▶ _RECORD LIST_

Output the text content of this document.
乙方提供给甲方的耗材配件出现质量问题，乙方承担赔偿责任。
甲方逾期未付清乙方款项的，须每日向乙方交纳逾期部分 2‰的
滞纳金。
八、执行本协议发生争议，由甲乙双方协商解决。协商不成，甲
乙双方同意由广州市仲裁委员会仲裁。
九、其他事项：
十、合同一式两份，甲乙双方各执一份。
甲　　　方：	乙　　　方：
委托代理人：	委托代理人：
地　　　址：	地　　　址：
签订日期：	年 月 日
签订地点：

▶ _PROBLEM DETAILS_
Reproduce all of the material above word for word.

▶ _RESPONSE TO THE EXERCISE_
Output the text content of this document.
乙方提供给甲方的耗材配件出现质量问题，乙方承担赔偿责任。
甲方逾期未付清乙方款项的，须每日向乙方交纳逾期部分 2‰的
滞纳金。
八、执行本协议发生争议，由甲乙双方协商解决。协商不成，甲
乙双方同意由广州市仲裁委员会仲裁。
九、其他事项：
十、合同一式两份，甲乙双方各执一份。
甲　　　方：	乙　　　方：
委托代理人：	委托代理人：
地　　　址：	地　　　址：
签订日期：	年 月 日
签订地点：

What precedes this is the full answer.